======== Data to process

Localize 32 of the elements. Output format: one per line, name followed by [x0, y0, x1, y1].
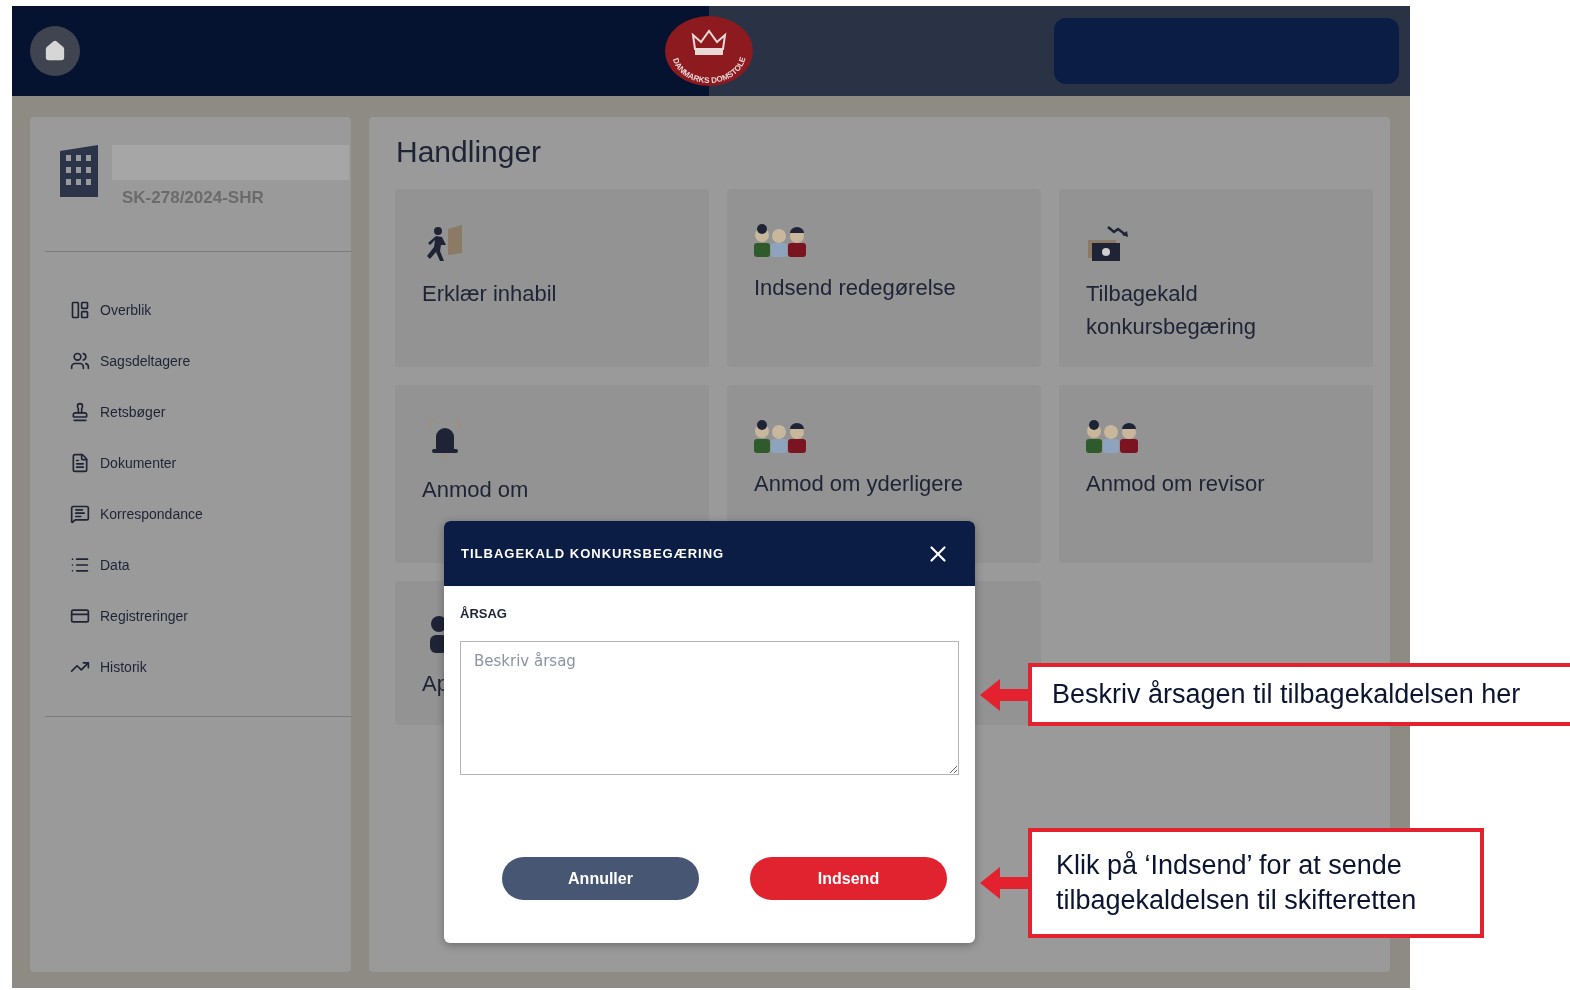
sidebar-item[interactable]: Overblik [70, 284, 152, 335]
callout-text: Klik på ‘Indsend’ for at sende tilbagekaldelsen til skifteretten [1028, 828, 1484, 938]
message-icon [70, 503, 90, 524]
submit-button[interactable]: Indsend [750, 857, 947, 900]
sidebar-item[interactable]: Data [70, 539, 130, 590]
document-icon [70, 452, 90, 473]
pointer-arrow [980, 676, 1028, 713]
section-title: Handlinger [396, 135, 542, 169]
sidebar-item[interactable]: Dokumenter [70, 437, 177, 488]
action-card[interactable]: Tilbagekald konkursbegæring [1059, 189, 1373, 367]
sidebar-item[interactable]: Registreringer [70, 590, 188, 641]
reason-field[interactable]: Beskriv årsag [460, 641, 959, 775]
action-card[interactable]: Anmod om revisor [1059, 385, 1373, 563]
sidebar-item[interactable]: Sagsdeltagere [70, 335, 191, 386]
cancel-button[interactable]: Annuller [502, 857, 699, 900]
action-card[interactable]: Erklær inhabil [395, 189, 709, 367]
action-card[interactable]: Indsend redegørelse [727, 189, 1041, 367]
sidebar-item[interactable]: Korrespondance [70, 488, 203, 539]
stamp-icon [70, 401, 90, 422]
people-icon [754, 419, 806, 453]
people-icon [1086, 419, 1138, 453]
people-icon [70, 350, 90, 371]
callout-text: Beskriv årsagen til tilbagekaldelsen her [1028, 663, 1570, 726]
home-icon [44, 40, 66, 62]
home-button[interactable] [30, 26, 80, 76]
layout-icon [70, 299, 90, 320]
people-icon [754, 223, 806, 257]
field-label: ÅRSAG [460, 606, 507, 621]
sidebar-item[interactable]: Historik [70, 641, 147, 692]
pointer-arrow [980, 865, 1028, 901]
building-icon [58, 145, 100, 197]
sidebar-item[interactable]: Retsbøger [70, 386, 166, 437]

================

→ Short exercise
Copy out, in full, each line in the entries above that contains the string "callout". Only matches with the same capitalization count.

→ Problem solution
callout-text: Klik på ‘Indsend’ for at sende tilbagekaldelsen til skifteretten [1028, 828, 1484, 938]
callout-text: Beskriv årsagen til tilbagekaldelsen her [1028, 663, 1570, 726]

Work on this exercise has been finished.